Keep only the lines of the data below that contain "balance", and copy them.

-----

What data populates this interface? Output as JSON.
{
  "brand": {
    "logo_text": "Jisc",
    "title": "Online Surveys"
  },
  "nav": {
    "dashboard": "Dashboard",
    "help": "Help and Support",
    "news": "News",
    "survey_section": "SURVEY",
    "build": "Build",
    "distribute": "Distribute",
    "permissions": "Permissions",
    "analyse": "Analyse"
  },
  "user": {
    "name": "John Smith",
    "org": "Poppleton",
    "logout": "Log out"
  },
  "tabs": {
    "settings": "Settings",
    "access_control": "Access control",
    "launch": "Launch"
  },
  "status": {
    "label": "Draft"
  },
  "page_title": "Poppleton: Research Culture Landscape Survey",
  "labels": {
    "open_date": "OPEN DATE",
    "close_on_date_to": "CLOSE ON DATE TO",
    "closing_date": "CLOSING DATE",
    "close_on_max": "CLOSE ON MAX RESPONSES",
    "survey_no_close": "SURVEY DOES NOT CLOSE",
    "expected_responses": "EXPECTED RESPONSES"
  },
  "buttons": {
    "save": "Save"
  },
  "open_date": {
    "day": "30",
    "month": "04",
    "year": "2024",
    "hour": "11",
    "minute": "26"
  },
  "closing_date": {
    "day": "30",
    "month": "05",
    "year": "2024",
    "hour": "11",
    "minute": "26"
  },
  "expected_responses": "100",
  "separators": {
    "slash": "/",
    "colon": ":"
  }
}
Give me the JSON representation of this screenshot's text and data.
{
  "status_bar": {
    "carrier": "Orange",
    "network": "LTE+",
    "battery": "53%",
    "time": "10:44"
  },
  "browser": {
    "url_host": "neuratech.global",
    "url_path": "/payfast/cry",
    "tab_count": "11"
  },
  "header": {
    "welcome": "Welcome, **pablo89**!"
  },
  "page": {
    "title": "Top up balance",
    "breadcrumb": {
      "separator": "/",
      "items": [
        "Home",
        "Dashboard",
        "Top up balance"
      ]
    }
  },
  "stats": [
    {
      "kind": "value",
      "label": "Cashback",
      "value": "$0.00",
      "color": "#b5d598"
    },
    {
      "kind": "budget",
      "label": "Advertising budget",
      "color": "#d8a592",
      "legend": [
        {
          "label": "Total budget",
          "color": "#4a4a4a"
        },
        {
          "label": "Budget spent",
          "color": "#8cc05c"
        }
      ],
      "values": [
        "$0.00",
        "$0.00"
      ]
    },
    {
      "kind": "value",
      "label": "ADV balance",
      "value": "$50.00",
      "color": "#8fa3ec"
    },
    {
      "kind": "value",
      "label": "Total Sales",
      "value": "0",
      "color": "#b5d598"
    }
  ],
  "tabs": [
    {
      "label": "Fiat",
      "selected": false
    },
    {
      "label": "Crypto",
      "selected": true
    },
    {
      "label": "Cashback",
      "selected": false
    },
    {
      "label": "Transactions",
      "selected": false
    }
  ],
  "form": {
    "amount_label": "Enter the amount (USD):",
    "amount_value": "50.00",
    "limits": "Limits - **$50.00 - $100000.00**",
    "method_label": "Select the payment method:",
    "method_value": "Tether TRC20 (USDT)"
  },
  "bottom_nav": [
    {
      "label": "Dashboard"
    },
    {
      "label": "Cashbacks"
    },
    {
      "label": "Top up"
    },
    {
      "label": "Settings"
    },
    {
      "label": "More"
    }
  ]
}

-----

Result of the task:
    "title": "Top up balance",
        "Top up balance"
      "label": "ADV balance",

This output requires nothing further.